Element region listings

§

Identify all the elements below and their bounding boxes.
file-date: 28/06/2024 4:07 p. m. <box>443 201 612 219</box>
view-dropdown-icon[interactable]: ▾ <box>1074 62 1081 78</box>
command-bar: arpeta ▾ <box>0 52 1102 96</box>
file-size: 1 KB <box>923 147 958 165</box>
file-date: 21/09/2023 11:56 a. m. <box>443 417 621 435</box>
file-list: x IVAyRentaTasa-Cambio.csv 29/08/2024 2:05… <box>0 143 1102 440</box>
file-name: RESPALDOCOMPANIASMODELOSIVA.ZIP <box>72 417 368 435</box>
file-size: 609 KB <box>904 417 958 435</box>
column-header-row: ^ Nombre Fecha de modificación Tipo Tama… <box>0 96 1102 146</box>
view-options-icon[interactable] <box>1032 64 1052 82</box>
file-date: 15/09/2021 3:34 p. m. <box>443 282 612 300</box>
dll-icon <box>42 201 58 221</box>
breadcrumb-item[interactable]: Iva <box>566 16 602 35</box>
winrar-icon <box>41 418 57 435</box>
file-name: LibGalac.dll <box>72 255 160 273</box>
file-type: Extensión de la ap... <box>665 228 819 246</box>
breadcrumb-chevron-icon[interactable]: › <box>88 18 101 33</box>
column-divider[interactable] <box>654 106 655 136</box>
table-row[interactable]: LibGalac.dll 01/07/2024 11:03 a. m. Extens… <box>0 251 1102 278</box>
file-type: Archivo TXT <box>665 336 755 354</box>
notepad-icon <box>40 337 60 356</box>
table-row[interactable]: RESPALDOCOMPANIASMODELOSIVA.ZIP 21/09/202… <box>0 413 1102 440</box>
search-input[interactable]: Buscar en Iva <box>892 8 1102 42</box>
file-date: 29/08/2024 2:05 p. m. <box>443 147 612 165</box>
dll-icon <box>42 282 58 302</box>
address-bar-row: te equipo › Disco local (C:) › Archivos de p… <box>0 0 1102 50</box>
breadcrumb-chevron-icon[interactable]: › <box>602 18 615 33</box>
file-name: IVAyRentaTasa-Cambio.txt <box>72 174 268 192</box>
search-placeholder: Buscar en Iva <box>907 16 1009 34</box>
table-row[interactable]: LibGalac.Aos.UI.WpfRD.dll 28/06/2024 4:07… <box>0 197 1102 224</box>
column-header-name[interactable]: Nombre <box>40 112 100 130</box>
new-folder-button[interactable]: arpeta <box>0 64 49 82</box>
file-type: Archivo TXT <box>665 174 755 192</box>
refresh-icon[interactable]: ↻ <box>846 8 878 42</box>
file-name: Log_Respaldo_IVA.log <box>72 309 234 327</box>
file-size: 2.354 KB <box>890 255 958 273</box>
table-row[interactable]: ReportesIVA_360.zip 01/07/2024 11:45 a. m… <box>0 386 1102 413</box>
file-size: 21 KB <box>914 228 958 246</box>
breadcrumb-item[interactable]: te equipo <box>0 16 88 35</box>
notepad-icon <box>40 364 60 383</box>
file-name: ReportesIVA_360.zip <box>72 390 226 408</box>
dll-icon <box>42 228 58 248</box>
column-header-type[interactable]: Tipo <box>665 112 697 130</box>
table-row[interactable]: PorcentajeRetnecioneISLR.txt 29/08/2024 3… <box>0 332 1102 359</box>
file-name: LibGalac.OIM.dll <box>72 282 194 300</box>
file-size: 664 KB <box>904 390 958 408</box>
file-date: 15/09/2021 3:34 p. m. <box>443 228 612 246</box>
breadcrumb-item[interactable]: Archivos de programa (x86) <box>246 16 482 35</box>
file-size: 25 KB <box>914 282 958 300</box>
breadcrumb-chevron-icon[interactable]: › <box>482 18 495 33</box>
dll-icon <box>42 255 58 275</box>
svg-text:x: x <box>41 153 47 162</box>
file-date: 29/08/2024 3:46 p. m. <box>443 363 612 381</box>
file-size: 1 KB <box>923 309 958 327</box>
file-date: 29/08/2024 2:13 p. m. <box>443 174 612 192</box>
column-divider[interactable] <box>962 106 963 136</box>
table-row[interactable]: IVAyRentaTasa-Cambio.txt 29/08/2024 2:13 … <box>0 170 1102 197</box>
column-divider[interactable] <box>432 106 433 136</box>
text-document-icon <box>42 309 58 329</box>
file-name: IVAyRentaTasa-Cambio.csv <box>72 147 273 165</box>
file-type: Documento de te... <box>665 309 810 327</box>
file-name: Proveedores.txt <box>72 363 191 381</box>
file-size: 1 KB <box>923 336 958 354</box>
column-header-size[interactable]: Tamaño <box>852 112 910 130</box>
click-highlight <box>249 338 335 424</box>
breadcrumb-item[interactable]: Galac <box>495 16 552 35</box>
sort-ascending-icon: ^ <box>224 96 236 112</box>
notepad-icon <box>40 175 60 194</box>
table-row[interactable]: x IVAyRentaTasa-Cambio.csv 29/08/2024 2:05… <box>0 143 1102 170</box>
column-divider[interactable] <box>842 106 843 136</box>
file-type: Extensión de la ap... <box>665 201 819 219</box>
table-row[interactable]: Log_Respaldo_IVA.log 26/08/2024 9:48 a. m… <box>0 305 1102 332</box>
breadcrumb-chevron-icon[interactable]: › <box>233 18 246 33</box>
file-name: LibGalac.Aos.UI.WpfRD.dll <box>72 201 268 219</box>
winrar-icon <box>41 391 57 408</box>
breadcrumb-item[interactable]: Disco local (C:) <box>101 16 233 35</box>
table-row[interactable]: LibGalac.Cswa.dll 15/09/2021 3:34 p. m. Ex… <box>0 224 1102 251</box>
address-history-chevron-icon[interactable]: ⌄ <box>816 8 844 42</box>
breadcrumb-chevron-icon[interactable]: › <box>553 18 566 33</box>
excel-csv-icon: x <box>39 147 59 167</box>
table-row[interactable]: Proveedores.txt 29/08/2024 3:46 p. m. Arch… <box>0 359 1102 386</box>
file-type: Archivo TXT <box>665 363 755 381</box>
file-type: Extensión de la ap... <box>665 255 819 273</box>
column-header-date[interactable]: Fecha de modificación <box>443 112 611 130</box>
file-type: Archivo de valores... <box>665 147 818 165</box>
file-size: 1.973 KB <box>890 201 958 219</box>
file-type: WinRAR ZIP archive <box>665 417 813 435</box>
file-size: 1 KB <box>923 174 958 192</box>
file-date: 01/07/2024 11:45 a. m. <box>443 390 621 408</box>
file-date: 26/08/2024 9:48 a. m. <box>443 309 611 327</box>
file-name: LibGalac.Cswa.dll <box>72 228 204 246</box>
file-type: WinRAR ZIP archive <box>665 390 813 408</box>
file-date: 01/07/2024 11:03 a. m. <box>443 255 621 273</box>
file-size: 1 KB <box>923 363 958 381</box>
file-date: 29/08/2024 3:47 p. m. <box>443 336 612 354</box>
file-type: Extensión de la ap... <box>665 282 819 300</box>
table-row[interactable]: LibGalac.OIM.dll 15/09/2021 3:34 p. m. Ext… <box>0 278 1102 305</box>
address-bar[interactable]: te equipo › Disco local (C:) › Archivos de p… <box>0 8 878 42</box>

§

### YOUR TASK
Retype these items word for word, line by line.

### THE ANSWER
Identify all the elements below and their bounding boxes.
file-date: 28/06/2024 4:07 p. m. <box>443 201 612 219</box>
view-dropdown-icon[interactable]: ▾ <box>1074 62 1081 78</box>
command-bar: arpeta ▾ <box>0 52 1102 96</box>
file-size: 1 KB <box>923 147 958 165</box>
file-date: 21/09/2023 11:56 a. m. <box>443 417 621 435</box>
file-list: x IVAyRentaTasa-Cambio.csv 29/08/2024 2:05… <box>0 143 1102 440</box>
file-name: RESPALDOCOMPANIASMODELOSIVA.ZIP <box>72 417 368 435</box>
file-size: 609 KB <box>904 417 958 435</box>
column-header-row: ^ Nombre Fecha de modificación Tipo Tama… <box>0 96 1102 146</box>
view-options-icon[interactable] <box>1032 64 1052 82</box>
file-date: 15/09/2021 3:34 p. m. <box>443 282 612 300</box>
dll-icon <box>42 201 58 221</box>
breadcrumb-item[interactable]: Iva <box>566 16 602 35</box>
winrar-icon <box>41 418 57 435</box>
file-name: LibGalac.dll <box>72 255 160 273</box>
file-type: Extensión de la ap... <box>665 228 819 246</box>
breadcrumb-chevron-icon[interactable]: › <box>88 18 101 33</box>
column-divider[interactable] <box>654 106 655 136</box>
table-row[interactable]: LibGalac.dll 01/07/2024 11:03 a. m. Extens… <box>0 251 1102 278</box>
file-type: Archivo TXT <box>665 336 755 354</box>
notepad-icon <box>40 337 60 356</box>
table-row[interactable]: RESPALDOCOMPANIASMODELOSIVA.ZIP 21/09/202… <box>0 413 1102 440</box>
search-input[interactable]: Buscar en Iva <box>892 8 1102 42</box>
file-date: 29/08/2024 2:05 p. m. <box>443 147 612 165</box>
dll-icon <box>42 282 58 302</box>
address-bar-row: te equipo › Disco local (C:) › Archivos de p… <box>0 0 1102 50</box>
breadcrumb-chevron-icon[interactable]: › <box>602 18 615 33</box>
file-name: IVAyRentaTasa-Cambio.txt <box>72 174 268 192</box>
search-placeholder: Buscar en Iva <box>907 16 1009 34</box>
table-row[interactable]: LibGalac.Aos.UI.WpfRD.dll 28/06/2024 4:07… <box>0 197 1102 224</box>
column-header-name[interactable]: Nombre <box>40 112 100 130</box>
new-folder-button[interactable]: arpeta <box>0 64 49 82</box>
file-type: Archivo TXT <box>665 174 755 192</box>
refresh-icon[interactable]: ↻ <box>846 8 878 42</box>
file-name: Log_Respaldo_IVA.log <box>72 309 234 327</box>
file-size: 2.354 KB <box>890 255 958 273</box>
table-row[interactable]: ReportesIVA_360.zip 01/07/2024 11:45 a. m… <box>0 386 1102 413</box>
file-size: 21 KB <box>914 228 958 246</box>
breadcrumb-item[interactable]: te equipo <box>0 16 88 35</box>
notepad-icon <box>40 364 60 383</box>
file-name: ReportesIVA_360.zip <box>72 390 226 408</box>
dll-icon <box>42 228 58 248</box>
column-header-type[interactable]: Tipo <box>665 112 697 130</box>
table-row[interactable]: PorcentajeRetnecioneISLR.txt 29/08/2024 3… <box>0 332 1102 359</box>
file-name: LibGalac.OIM.dll <box>72 282 194 300</box>
file-size: 664 KB <box>904 390 958 408</box>
file-date: 15/09/2021 3:34 p. m. <box>443 228 612 246</box>
breadcrumb-item[interactable]: Archivos de programa (x86) <box>246 16 482 35</box>
file-size: 25 KB <box>914 282 958 300</box>
breadcrumb-chevron-icon[interactable]: › <box>482 18 495 33</box>
dll-icon <box>42 255 58 275</box>
svg-text:x: x <box>41 153 47 162</box>
file-date: 29/08/2024 3:46 p. m. <box>443 363 612 381</box>
file-size: 1 KB <box>923 309 958 327</box>
file-date: 29/08/2024 2:13 p. m. <box>443 174 612 192</box>
column-divider[interactable] <box>962 106 963 136</box>
table-row[interactable]: IVAyRentaTasa-Cambio.txt 29/08/2024 2:13 … <box>0 170 1102 197</box>
column-divider[interactable] <box>432 106 433 136</box>
text-document-icon <box>42 309 58 329</box>
file-name: IVAyRentaTasa-Cambio.csv <box>72 147 273 165</box>
file-type: Documento de te... <box>665 309 810 327</box>
file-name: Proveedores.txt <box>72 363 191 381</box>
file-size: 1 KB <box>923 336 958 354</box>
column-header-size[interactable]: Tamaño <box>852 112 910 130</box>
click-highlight <box>249 338 335 424</box>
breadcrumb-item[interactable]: Galac <box>495 16 552 35</box>
sort-ascending-icon: ^ <box>224 96 236 112</box>
notepad-icon <box>40 175 60 194</box>
table-row[interactable]: x IVAyRentaTasa-Cambio.csv 29/08/2024 2:05… <box>0 143 1102 170</box>
column-divider[interactable] <box>842 106 843 136</box>
file-type: Extensión de la ap... <box>665 201 819 219</box>
table-row[interactable]: Log_Respaldo_IVA.log 26/08/2024 9:48 a. m… <box>0 305 1102 332</box>
breadcrumb-chevron-icon[interactable]: › <box>233 18 246 33</box>
file-name: LibGalac.Aos.UI.WpfRD.dll <box>72 201 268 219</box>
winrar-icon <box>41 391 57 408</box>
breadcrumb-item[interactable]: Disco local (C:) <box>101 16 233 35</box>
table-row[interactable]: LibGalac.Cswa.dll 15/09/2021 3:34 p. m. Ex… <box>0 224 1102 251</box>
address-history-chevron-icon[interactable]: ⌄ <box>816 8 844 42</box>
breadcrumb-chevron-icon[interactable]: › <box>553 18 566 33</box>
excel-csv-icon: x <box>39 147 59 167</box>
table-row[interactable]: Proveedores.txt 29/08/2024 3:46 p. m. Arch… <box>0 359 1102 386</box>
file-type: Archivo TXT <box>665 363 755 381</box>
file-type: Extensión de la ap... <box>665 255 819 273</box>
column-header-date[interactable]: Fecha de modificación <box>443 112 611 130</box>
file-type: Archivo de valores... <box>665 147 818 165</box>
file-size: 1.973 KB <box>890 201 958 219</box>
file-type: WinRAR ZIP archive <box>665 417 813 435</box>
file-size: 1 KB <box>923 174 958 192</box>
file-date: 01/07/2024 11:45 a. m. <box>443 390 621 408</box>
file-date: 26/08/2024 9:48 a. m. <box>443 309 611 327</box>
file-name: LibGalac.Cswa.dll <box>72 228 204 246</box>
file-type: WinRAR ZIP archive <box>665 390 813 408</box>
file-date: 01/07/2024 11:03 a. m. <box>443 255 621 273</box>
file-size: 1 KB <box>923 363 958 381</box>
file-date: 29/08/2024 3:47 p. m. <box>443 336 612 354</box>
file-type: Extensión de la ap... <box>665 282 819 300</box>
table-row[interactable]: LibGalac.OIM.dll 15/09/2021 3:34 p. m. Ext… <box>0 278 1102 305</box>
address-bar[interactable]: te equipo › Disco local (C:) › Archivos de p… <box>0 8 878 42</box>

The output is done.